> Task goal
Extract the complete listing and repeat it word for word.

--- Material for this task ---

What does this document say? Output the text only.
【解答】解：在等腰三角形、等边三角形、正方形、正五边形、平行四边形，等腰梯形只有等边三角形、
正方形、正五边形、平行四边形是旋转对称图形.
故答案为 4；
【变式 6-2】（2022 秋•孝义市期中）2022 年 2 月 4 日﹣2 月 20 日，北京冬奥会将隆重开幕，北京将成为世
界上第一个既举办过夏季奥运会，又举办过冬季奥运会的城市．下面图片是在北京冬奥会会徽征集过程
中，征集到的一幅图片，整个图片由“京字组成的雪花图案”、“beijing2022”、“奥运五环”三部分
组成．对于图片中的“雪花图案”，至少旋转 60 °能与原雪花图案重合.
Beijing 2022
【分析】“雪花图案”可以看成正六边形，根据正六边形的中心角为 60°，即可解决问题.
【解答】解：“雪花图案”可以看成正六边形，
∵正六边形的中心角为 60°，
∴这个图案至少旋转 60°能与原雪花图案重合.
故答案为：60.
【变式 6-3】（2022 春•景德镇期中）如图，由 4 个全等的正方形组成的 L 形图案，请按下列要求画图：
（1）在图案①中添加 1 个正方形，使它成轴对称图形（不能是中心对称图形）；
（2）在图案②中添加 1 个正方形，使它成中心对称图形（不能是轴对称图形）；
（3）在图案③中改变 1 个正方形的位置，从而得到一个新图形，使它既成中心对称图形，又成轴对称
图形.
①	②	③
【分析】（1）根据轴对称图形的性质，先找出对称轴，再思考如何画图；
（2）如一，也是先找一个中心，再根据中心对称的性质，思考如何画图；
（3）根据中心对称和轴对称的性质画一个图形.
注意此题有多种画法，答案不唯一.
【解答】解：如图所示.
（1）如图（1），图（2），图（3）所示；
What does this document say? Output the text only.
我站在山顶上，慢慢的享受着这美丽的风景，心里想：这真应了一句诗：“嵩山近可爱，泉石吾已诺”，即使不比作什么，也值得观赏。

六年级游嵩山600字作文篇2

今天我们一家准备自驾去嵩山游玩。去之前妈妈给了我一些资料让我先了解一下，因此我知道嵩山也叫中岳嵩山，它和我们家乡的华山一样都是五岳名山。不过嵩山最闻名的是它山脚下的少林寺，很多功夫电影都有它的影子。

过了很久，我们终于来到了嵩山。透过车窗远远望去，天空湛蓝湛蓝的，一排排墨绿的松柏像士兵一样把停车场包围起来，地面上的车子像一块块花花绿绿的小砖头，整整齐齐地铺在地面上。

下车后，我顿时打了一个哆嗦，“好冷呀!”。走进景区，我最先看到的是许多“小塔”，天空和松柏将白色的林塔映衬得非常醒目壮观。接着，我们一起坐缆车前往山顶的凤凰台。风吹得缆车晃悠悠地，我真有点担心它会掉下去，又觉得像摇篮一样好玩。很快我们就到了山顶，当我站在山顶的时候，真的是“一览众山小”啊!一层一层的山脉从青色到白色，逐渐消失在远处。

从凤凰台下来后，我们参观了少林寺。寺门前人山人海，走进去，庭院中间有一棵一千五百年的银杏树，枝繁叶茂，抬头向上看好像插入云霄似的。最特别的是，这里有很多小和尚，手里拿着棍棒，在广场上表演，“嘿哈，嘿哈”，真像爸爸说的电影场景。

---

> Written solution
What does this document say? Output the text only.
【解答】解：在等腰三角形、等边三角形、正方形、正五边形、平行四边形，等腰梯形只有等边三角形、
正方形、正五边形、平行四边形是旋转对称图形.
故答案为 4；
【变式 6-2】（2022 秋•孝义市期中）2022 年 2 月 4 日﹣2 月 20 日，北京冬奥会将隆重开幕，北京将成为世
界上第一个既举办过夏季奥运会，又举办过冬季奥运会的城市．下面图片是在北京冬奥会会徽征集过程
中，征集到的一幅图片，整个图片由“京字组成的雪花图案”、“beijing2022”、“奥运五环”三部分
组成．对于图片中的“雪花图案”，至少旋转 60 °能与原雪花图案重合.
Beijing 2022
【分析】“雪花图案”可以看成正六边形，根据正六边形的中心角为 60°，即可解决问题.
【解答】解：“雪花图案”可以看成正六边形，
∵正六边形的中心角为 60°，
∴这个图案至少旋转 60°能与原雪花图案重合.
故答案为：60.
【变式 6-3】（2022 春•景德镇期中）如图，由 4 个全等的正方形组成的 L 形图案，请按下列要求画图：
（1）在图案①中添加 1 个正方形，使它成轴对称图形（不能是中心对称图形）；
（2）在图案②中添加 1 个正方形，使它成中心对称图形（不能是轴对称图形）；
（3）在图案③中改变 1 个正方形的位置，从而得到一个新图形，使它既成中心对称图形，又成轴对称
图形.
①	②	③
【分析】（1）根据轴对称图形的性质，先找出对称轴，再思考如何画图；
（2）如一，也是先找一个中心，再根据中心对称的性质，思考如何画图；
（3）根据中心对称和轴对称的性质画一个图形.
注意此题有多种画法，答案不唯一.
【解答】解：如图所示.
（1）如图（1），图（2），图（3）所示；
What does this document say? Output the text only.
我站在山顶上，慢慢的享受着这美丽的风景，心里想：这真应了一句诗：“嵩山近可爱，泉石吾已诺”，即使不比作什么，也值得观赏。

六年级游嵩山600字作文篇2

今天我们一家准备自驾去嵩山游玩。去之前妈妈给了我一些资料让我先了解一下，因此我知道嵩山也叫中岳嵩山，它和我们家乡的华山一样都是五岳名山。不过嵩山最闻名的是它山脚下的少林寺，很多功夫电影都有它的影子。

过了很久，我们终于来到了嵩山。透过车窗远远望去，天空湛蓝湛蓝的，一排排墨绿的松柏像士兵一样把停车场包围起来，地面上的车子像一块块花花绿绿的小砖头，整整齐齐地铺在地面上。

下车后，我顿时打了一个哆嗦，“好冷呀!”。走进景区，我最先看到的是许多“小塔”，天空和松柏将白色的林塔映衬得非常醒目壮观。接着，我们一起坐缆车前往山顶的凤凰台。风吹得缆车晃悠悠地，我真有点担心它会掉下去，又觉得像摇篮一样好玩。很快我们就到了山顶，当我站在山顶的时候，真的是“一览众山小”啊!一层一层的山脉从青色到白色，逐渐消失在远处。

从凤凰台下来后，我们参观了少林寺。寺门前人山人海，走进去，庭院中间有一棵一千五百年的银杏树，枝繁叶茂，抬头向上看好像插入云霄似的。最特别的是，这里有很多小和尚，手里拿着棍棒，在广场上表演，“嘿哈，嘿哈”，真像爸爸说的电影场景。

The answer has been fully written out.